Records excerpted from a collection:
____

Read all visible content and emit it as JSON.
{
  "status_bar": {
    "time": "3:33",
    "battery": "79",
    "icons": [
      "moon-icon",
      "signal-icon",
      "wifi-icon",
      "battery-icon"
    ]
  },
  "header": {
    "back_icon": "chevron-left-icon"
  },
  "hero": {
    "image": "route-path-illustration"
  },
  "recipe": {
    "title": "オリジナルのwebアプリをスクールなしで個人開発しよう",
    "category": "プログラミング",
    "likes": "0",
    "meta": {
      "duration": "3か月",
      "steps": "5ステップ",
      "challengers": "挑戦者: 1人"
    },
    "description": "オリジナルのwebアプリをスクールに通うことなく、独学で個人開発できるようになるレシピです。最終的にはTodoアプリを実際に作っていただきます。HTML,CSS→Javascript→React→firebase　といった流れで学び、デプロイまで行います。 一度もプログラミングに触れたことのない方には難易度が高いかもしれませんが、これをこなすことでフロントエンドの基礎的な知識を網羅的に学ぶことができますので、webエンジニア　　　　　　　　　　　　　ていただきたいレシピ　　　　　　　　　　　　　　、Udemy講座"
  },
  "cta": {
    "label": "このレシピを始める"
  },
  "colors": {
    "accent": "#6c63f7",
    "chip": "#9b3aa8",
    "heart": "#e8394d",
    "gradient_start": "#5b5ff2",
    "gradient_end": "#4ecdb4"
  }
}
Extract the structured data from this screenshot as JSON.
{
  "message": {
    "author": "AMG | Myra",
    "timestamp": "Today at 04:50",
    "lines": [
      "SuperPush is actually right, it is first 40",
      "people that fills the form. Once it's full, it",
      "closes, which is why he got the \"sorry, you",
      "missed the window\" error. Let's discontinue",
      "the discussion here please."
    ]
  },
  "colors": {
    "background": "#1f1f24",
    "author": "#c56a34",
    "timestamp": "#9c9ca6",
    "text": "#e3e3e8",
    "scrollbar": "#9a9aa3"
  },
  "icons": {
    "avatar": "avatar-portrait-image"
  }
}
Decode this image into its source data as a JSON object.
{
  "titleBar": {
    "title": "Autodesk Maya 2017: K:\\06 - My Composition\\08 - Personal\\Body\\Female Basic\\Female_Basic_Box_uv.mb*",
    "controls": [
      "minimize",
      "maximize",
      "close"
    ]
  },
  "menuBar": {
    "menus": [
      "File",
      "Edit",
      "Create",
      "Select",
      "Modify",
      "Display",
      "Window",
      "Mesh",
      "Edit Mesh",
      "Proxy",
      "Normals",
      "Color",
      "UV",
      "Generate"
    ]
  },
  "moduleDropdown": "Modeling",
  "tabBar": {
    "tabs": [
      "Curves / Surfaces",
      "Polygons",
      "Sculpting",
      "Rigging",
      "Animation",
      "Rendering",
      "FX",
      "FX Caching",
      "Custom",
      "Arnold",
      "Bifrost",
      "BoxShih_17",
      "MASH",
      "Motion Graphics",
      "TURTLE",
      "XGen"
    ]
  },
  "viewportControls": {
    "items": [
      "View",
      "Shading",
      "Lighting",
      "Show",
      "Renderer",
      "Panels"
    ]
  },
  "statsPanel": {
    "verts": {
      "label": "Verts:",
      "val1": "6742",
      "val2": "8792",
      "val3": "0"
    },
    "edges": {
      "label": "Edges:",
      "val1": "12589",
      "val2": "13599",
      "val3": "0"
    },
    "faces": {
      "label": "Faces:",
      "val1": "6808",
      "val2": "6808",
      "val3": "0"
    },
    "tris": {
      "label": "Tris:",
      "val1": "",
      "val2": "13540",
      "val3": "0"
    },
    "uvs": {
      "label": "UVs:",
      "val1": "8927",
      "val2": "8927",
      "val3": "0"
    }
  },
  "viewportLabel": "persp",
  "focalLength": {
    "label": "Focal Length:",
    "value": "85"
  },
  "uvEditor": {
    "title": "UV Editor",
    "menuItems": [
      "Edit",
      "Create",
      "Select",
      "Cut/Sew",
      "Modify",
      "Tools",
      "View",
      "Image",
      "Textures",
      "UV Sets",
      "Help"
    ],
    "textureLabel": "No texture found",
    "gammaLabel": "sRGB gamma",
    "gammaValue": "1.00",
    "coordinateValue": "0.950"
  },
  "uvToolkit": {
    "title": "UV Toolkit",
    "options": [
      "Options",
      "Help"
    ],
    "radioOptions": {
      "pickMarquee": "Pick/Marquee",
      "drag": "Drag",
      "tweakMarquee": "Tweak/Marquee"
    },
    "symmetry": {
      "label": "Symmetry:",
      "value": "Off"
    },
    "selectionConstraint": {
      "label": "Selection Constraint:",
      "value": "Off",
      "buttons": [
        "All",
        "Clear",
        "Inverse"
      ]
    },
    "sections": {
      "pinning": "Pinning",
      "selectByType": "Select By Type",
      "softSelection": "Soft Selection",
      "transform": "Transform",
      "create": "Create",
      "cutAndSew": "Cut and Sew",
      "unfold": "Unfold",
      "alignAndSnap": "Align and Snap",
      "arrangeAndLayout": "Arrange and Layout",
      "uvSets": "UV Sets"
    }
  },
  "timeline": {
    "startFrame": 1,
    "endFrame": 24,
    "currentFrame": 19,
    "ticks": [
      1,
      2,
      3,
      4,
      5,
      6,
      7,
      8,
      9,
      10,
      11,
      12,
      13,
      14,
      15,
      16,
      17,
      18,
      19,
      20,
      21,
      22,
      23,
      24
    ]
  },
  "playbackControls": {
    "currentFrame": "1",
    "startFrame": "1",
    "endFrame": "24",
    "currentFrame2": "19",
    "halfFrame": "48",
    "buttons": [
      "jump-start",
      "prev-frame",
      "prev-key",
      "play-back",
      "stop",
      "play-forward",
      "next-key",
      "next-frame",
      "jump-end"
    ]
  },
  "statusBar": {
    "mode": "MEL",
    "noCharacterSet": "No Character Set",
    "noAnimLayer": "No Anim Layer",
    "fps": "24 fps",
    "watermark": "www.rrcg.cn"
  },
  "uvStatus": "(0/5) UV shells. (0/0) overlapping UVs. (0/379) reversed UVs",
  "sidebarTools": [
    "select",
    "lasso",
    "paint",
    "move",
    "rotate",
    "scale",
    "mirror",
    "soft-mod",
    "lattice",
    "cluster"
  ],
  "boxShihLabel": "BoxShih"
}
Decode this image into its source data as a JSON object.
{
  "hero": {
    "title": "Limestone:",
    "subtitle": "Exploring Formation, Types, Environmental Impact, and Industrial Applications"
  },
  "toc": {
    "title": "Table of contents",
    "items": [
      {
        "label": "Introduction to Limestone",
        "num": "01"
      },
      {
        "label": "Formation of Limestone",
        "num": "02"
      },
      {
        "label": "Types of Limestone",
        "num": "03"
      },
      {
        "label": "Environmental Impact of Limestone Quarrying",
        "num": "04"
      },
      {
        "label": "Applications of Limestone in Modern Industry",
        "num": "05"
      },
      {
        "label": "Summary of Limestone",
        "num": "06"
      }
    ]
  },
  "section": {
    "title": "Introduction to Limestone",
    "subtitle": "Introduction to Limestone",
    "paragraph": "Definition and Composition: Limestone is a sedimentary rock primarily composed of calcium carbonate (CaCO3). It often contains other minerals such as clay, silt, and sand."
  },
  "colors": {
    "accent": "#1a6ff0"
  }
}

____

• _TASK REQUIREMENTS_: Restate the listing above word for word.

• _RESPONSE TO THIS TASK_:
Read all visible content and emit it as JSON.
{
  "status_bar": {
    "time": "3:33",
    "battery": "79",
    "icons": [
      "moon-icon",
      "signal-icon",
      "wifi-icon",
      "battery-icon"
    ]
  },
  "header": {
    "back_icon": "chevron-left-icon"
  },
  "hero": {
    "image": "route-path-illustration"
  },
  "recipe": {
    "title": "オリジナルのwebアプリをスクールなしで個人開発しよう",
    "category": "プログラミング",
    "likes": "0",
    "meta": {
      "duration": "3か月",
      "steps": "5ステップ",
      "challengers": "挑戦者: 1人"
    },
    "description": "オリジナルのwebアプリをスクールに通うことなく、独学で個人開発できるようになるレシピです。最終的にはTodoアプリを実際に作っていただきます。HTML,CSS→Javascript→React→firebase　といった流れで学び、デプロイまで行います。 一度もプログラミングに触れたことのない方には難易度が高いかもしれませんが、これをこなすことでフロントエンドの基礎的な知識を網羅的に学ぶことができますので、webエンジニア　　　　　　　　　　　　　ていただきたいレシピ　　　　　　　　　　　　　　、Udemy講座"
  },
  "cta": {
    "label": "このレシピを始める"
  },
  "colors": {
    "accent": "#6c63f7",
    "chip": "#9b3aa8",
    "heart": "#e8394d",
    "gradient_start": "#5b5ff2",
    "gradient_end": "#4ecdb4"
  }
}
Extract the structured data from this screenshot as JSON.
{
  "message": {
    "author": "AMG | Myra",
    "timestamp": "Today at 04:50",
    "lines": [
      "SuperPush is actually right, it is first 40",
      "people that fills the form. Once it's full, it",
      "closes, which is why he got the \"sorry, you",
      "missed the window\" error. Let's discontinue",
      "the discussion here please."
    ]
  },
  "colors": {
    "background": "#1f1f24",
    "author": "#c56a34",
    "timestamp": "#9c9ca6",
    "text": "#e3e3e8",
    "scrollbar": "#9a9aa3"
  },
  "icons": {
    "avatar": "avatar-portrait-image"
  }
}
Decode this image into its source data as a JSON object.
{
  "titleBar": {
    "title": "Autodesk Maya 2017: K:\\06 - My Composition\\08 - Personal\\Body\\Female Basic\\Female_Basic_Box_uv.mb*",
    "controls": [
      "minimize",
      "maximize",
      "close"
    ]
  },
  "menuBar": {
    "menus": [
      "File",
      "Edit",
      "Create",
      "Select",
      "Modify",
      "Display",
      "Window",
      "Mesh",
      "Edit Mesh",
      "Proxy",
      "Normals",
      "Color",
      "UV",
      "Generate"
    ]
  },
  "moduleDropdown": "Modeling",
  "tabBar": {
    "tabs": [
      "Curves / Surfaces",
      "Polygons",
      "Sculpting",
      "Rigging",
      "Animation",
      "Rendering",
      "FX",
      "FX Caching",
      "Custom",
      "Arnold",
      "Bifrost",
      "BoxShih_17",
      "MASH",
      "Motion Graphics",
      "TURTLE",
      "XGen"
    ]
  },
  "viewportControls": {
    "items": [
      "View",
      "Shading",
      "Lighting",
      "Show",
      "Renderer",
      "Panels"
    ]
  },
  "statsPanel": {
    "verts": {
      "label": "Verts:",
      "val1": "6742",
      "val2": "8792",
      "val3": "0"
    },
    "edges": {
      "label": "Edges:",
      "val1": "12589",
      "val2": "13599",
      "val3": "0"
    },
    "faces": {
      "label": "Faces:",
      "val1": "6808",
      "val2": "6808",
      "val3": "0"
    },
    "tris": {
      "label": "Tris:",
      "val1": "",
      "val2": "13540",
      "val3": "0"
    },
    "uvs": {
      "label": "UVs:",
      "val1": "8927",
      "val2": "8927",
      "val3": "0"
    }
  },
  "viewportLabel": "persp",
  "focalLength": {
    "label": "Focal Length:",
    "value": "85"
  },
  "uvEditor": {
    "title": "UV Editor",
    "menuItems": [
      "Edit",
      "Create",
      "Select",
      "Cut/Sew",
      "Modify",
      "Tools",
      "View",
      "Image",
      "Textures",
      "UV Sets",
      "Help"
    ],
    "textureLabel": "No texture found",
    "gammaLabel": "sRGB gamma",
    "gammaValue": "1.00",
    "coordinateValue": "0.950"
  },
  "uvToolkit": {
    "title": "UV Toolkit",
    "options": [
      "Options",
      "Help"
    ],
    "radioOptions": {
      "pickMarquee": "Pick/Marquee",
      "drag": "Drag",
      "tweakMarquee": "Tweak/Marquee"
    },
    "symmetry": {
      "label": "Symmetry:",
      "value": "Off"
    },
    "selectionConstraint": {
      "label": "Selection Constraint:",
      "value": "Off",
      "buttons": [
        "All",
        "Clear",
        "Inverse"
      ]
    },
    "sections": {
      "pinning": "Pinning",
      "selectByType": "Select By Type",
      "softSelection": "Soft Selection",
      "transform": "Transform",
      "create": "Create",
      "cutAndSew": "Cut and Sew",
      "unfold": "Unfold",
      "alignAndSnap": "Align and Snap",
      "arrangeAndLayout": "Arrange and Layout",
      "uvSets": "UV Sets"
    }
  },
  "timeline": {
    "startFrame": 1,
    "endFrame": 24,
    "currentFrame": 19,
    "ticks": [
      1,
      2,
      3,
      4,
      5,
      6,
      7,
      8,
      9,
      10,
      11,
      12,
      13,
      14,
      15,
      16,
      17,
      18,
      19,
      20,
      21,
      22,
      23,
      24
    ]
  },
  "playbackControls": {
    "currentFrame": "1",
    "startFrame": "1",
    "endFrame": "24",
    "currentFrame2": "19",
    "halfFrame": "48",
    "buttons": [
      "jump-start",
      "prev-frame",
      "prev-key",
      "play-back",
      "stop",
      "play-forward",
      "next-key",
      "next-frame",
      "jump-end"
    ]
  },
  "statusBar": {
    "mode": "MEL",
    "noCharacterSet": "No Character Set",
    "noAnimLayer": "No Anim Layer",
    "fps": "24 fps",
    "watermark": "www.rrcg.cn"
  },
  "uvStatus": "(0/5) UV shells. (0/0) overlapping UVs. (0/379) reversed UVs",
  "sidebarTools": [
    "select",
    "lasso",
    "paint",
    "move",
    "rotate",
    "scale",
    "mirror",
    "soft-mod",
    "lattice",
    "cluster"
  ],
  "boxShihLabel": "BoxShih"
}
Decode this image into its source data as a JSON object.
{
  "hero": {
    "title": "Limestone:",
    "subtitle": "Exploring Formation, Types, Environmental Impact, and Industrial Applications"
  },
  "toc": {
    "title": "Table of contents",
    "items": [
      {
        "label": "Introduction to Limestone",
        "num": "01"
      },
      {
        "label": "Formation of Limestone",
        "num": "02"
      },
      {
        "label": "Types of Limestone",
        "num": "03"
      },
      {
        "label": "Environmental Impact of Limestone Quarrying",
        "num": "04"
      },
      {
        "label": "Applications of Limestone in Modern Industry",
        "num": "05"
      },
      {
        "label": "Summary of Limestone",
        "num": "06"
      }
    ]
  },
  "section": {
    "title": "Introduction to Limestone",
    "subtitle": "Introduction to Limestone",
    "paragraph": "Definition and Composition: Limestone is a sedimentary rock primarily composed of calcium carbonate (CaCO3). It often contains other minerals such as clay, silt, and sand."
  },
  "colors": {
    "accent": "#1a6ff0"
  }
}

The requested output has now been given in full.